- RECORDED INFORMATION -
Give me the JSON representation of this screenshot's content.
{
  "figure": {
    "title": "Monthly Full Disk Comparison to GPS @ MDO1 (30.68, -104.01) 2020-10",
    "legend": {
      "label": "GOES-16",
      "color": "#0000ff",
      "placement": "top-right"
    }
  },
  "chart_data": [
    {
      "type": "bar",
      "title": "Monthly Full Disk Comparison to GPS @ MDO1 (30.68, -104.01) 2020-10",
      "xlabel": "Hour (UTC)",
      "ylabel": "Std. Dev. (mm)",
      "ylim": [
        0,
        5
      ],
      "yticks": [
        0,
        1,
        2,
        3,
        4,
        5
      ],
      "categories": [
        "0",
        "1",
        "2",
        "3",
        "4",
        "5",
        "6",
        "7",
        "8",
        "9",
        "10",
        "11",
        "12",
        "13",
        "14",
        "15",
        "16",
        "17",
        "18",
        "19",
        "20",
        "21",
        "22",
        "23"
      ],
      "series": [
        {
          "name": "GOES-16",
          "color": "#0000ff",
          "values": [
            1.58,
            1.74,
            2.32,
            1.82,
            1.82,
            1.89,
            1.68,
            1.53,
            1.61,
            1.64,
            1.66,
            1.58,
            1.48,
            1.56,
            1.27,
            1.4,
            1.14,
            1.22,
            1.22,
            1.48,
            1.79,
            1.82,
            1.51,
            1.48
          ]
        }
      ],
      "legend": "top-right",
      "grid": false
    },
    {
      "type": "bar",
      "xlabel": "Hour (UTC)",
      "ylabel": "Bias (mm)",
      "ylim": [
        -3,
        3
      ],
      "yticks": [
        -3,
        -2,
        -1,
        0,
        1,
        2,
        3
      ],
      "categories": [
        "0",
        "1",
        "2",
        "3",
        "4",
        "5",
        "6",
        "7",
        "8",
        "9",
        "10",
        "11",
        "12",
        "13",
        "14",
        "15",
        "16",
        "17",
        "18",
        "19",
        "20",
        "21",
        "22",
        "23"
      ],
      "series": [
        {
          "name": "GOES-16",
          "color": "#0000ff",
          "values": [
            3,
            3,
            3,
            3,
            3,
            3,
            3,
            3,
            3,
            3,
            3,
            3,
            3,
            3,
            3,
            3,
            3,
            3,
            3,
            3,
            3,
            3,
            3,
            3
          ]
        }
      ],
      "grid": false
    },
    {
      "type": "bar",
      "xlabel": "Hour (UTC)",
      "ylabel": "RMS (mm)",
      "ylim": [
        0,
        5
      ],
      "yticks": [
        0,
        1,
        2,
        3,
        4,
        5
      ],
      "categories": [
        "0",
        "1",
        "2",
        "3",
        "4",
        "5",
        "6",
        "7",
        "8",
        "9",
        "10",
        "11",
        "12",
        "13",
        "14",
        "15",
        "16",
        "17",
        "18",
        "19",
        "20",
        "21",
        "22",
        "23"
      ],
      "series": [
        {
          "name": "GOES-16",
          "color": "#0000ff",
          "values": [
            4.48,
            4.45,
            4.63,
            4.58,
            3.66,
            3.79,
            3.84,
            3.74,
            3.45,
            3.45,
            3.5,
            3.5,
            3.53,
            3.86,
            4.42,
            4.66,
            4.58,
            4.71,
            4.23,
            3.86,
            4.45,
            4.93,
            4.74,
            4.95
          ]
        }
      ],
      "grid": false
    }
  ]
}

- EXERCISE BRIEF -
Search the lines for "Comparison". Copy each line that has it.

- WORKED ANSWER -
    "title": "Monthly Full Disk Comparison to GPS @ MDO1 (30.68, -104.01) 2020-10",
      "title": "Monthly Full Disk Comparison to GPS @ MDO1 (30.68, -104.01) 2020-10",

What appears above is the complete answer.